- _Task to complete_: From the entries below, copy every line where the string "information" appears.

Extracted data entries
═══

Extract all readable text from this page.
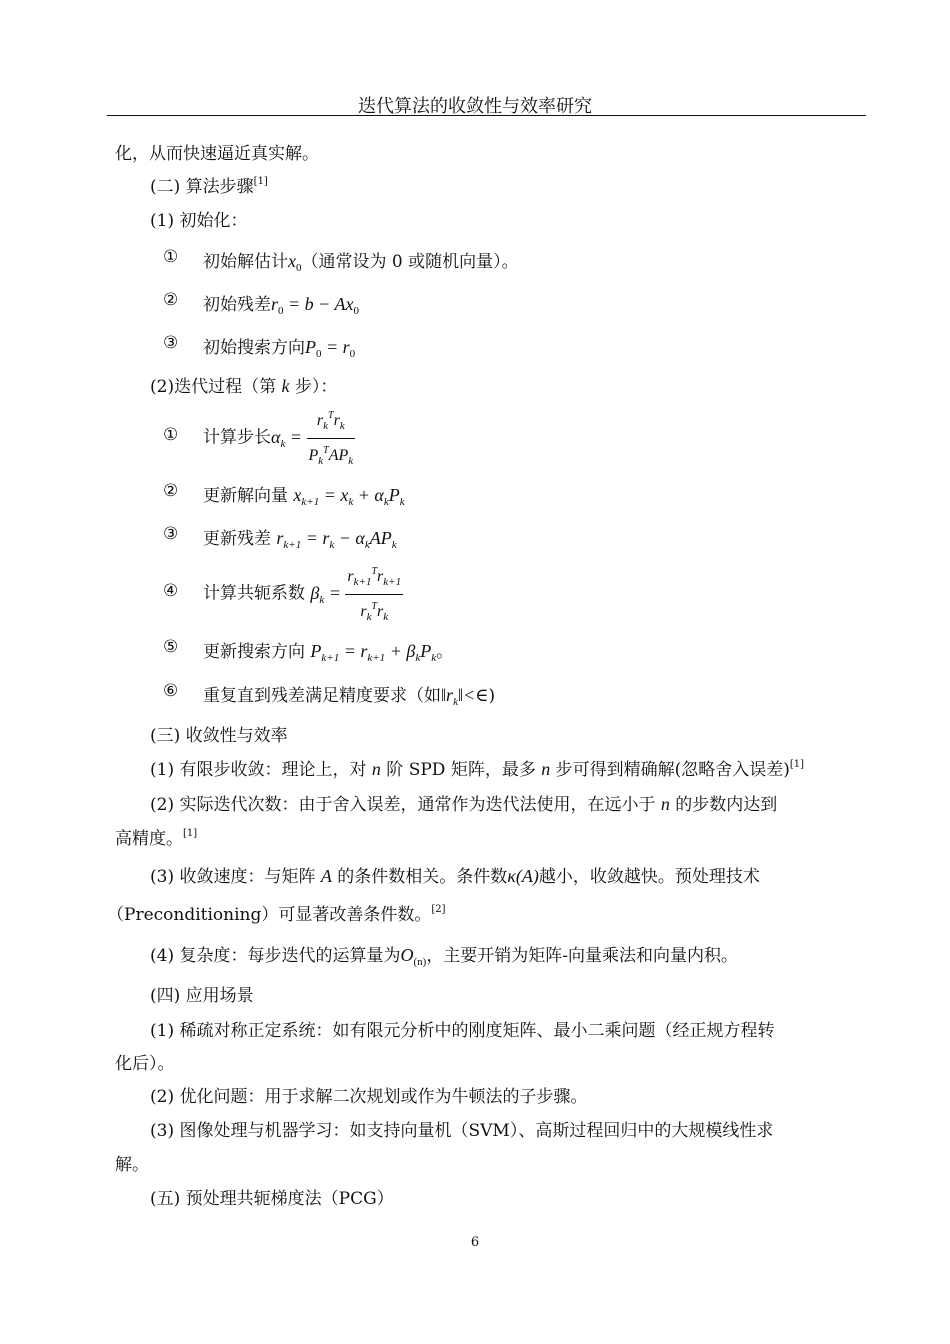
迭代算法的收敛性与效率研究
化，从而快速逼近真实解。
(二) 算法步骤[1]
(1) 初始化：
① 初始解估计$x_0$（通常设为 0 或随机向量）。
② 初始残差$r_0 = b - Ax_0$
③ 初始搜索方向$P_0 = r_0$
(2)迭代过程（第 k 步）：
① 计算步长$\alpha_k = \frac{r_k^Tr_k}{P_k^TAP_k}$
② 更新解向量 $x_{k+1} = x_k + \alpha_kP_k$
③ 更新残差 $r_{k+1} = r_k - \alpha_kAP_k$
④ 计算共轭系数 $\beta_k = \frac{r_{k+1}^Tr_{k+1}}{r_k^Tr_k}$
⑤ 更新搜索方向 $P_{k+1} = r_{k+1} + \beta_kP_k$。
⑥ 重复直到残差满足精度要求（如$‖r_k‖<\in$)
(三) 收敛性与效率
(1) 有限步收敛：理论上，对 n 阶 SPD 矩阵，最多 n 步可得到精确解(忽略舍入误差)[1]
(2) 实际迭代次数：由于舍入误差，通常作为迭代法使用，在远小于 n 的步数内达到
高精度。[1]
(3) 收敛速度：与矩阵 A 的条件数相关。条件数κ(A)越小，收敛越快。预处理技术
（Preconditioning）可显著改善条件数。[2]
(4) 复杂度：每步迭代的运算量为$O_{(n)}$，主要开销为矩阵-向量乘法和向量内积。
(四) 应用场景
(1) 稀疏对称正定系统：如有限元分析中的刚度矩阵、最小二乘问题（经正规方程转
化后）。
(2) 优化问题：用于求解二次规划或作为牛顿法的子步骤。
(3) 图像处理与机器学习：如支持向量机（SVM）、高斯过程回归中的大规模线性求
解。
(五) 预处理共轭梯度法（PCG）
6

═══

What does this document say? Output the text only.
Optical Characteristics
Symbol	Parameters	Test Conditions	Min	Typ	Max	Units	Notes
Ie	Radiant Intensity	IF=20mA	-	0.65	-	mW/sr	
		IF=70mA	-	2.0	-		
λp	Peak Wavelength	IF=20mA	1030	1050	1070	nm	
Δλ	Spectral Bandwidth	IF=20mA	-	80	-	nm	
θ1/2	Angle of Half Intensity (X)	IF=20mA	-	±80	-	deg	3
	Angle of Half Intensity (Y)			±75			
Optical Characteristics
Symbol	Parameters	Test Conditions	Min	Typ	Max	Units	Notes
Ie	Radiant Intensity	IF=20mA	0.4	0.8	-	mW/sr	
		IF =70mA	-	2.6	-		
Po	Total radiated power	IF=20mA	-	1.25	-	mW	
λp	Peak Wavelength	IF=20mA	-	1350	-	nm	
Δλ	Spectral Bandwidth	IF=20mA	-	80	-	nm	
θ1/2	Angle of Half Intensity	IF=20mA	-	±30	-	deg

═══

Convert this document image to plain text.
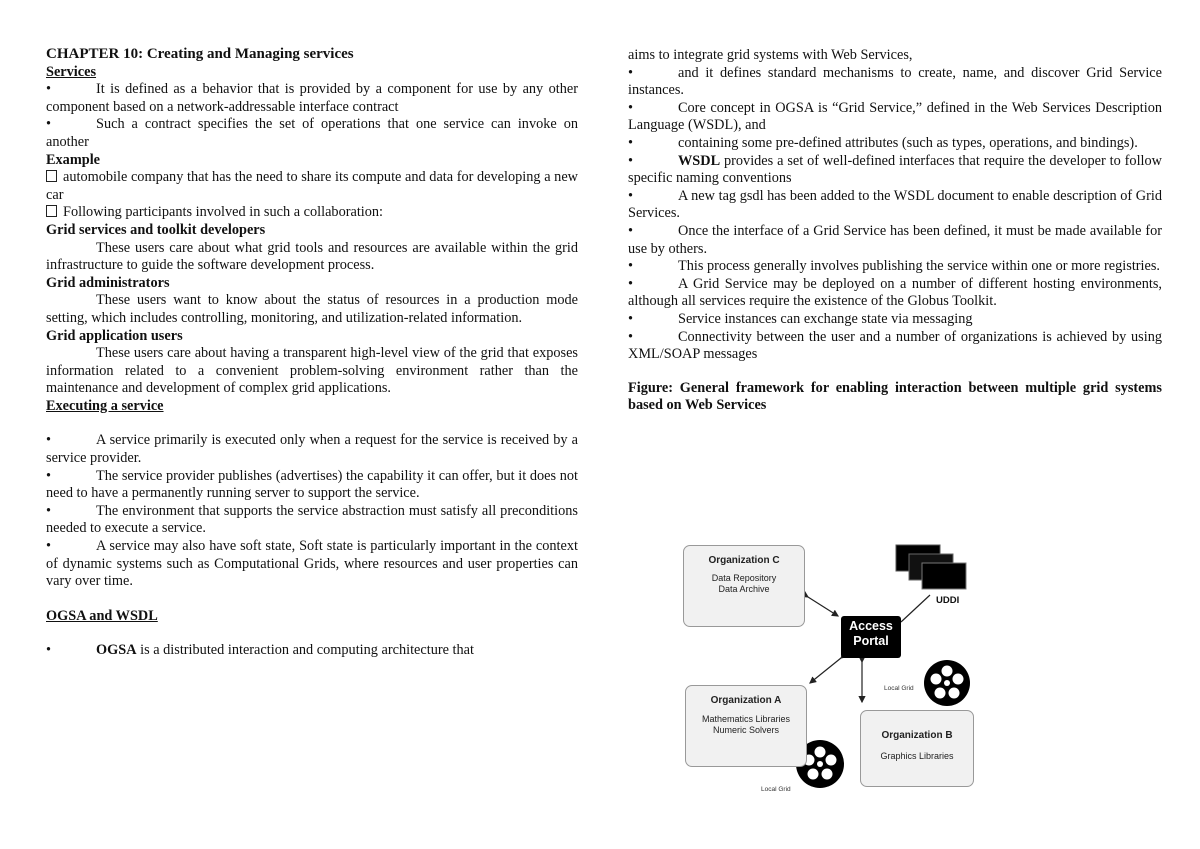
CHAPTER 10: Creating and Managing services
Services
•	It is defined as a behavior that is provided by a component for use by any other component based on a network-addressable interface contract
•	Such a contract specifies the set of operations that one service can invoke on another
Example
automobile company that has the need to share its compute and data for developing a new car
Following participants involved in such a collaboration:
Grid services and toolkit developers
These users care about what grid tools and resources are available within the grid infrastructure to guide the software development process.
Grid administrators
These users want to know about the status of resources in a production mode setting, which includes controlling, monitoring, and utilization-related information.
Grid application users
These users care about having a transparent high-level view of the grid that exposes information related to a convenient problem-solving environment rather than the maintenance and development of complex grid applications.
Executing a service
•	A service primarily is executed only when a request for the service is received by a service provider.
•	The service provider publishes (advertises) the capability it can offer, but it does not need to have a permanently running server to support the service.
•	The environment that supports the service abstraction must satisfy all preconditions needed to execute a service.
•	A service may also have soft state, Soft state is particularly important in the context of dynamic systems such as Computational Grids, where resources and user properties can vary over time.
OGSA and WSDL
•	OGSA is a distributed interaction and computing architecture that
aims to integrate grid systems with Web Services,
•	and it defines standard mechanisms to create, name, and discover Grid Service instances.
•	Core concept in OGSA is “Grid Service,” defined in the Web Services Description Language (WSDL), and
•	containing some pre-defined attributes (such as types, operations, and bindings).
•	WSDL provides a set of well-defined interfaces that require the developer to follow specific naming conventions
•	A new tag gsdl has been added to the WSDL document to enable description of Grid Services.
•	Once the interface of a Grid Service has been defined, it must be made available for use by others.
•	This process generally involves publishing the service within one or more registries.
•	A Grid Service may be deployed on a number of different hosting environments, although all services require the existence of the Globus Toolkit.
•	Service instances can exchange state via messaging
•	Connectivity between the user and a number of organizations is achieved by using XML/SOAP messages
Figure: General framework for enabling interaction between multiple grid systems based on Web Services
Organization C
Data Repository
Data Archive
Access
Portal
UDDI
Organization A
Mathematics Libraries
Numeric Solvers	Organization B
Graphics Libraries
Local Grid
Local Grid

═══

- _Correct answer_:
These users want to know about the status of resources in a production mode setting, which includes controlling, monitoring, and utilization-related information.
These users care about having a transparent high-level view of the grid that exposes information related to a convenient problem-solving environment rather than the maintenance and development of complex grid applications.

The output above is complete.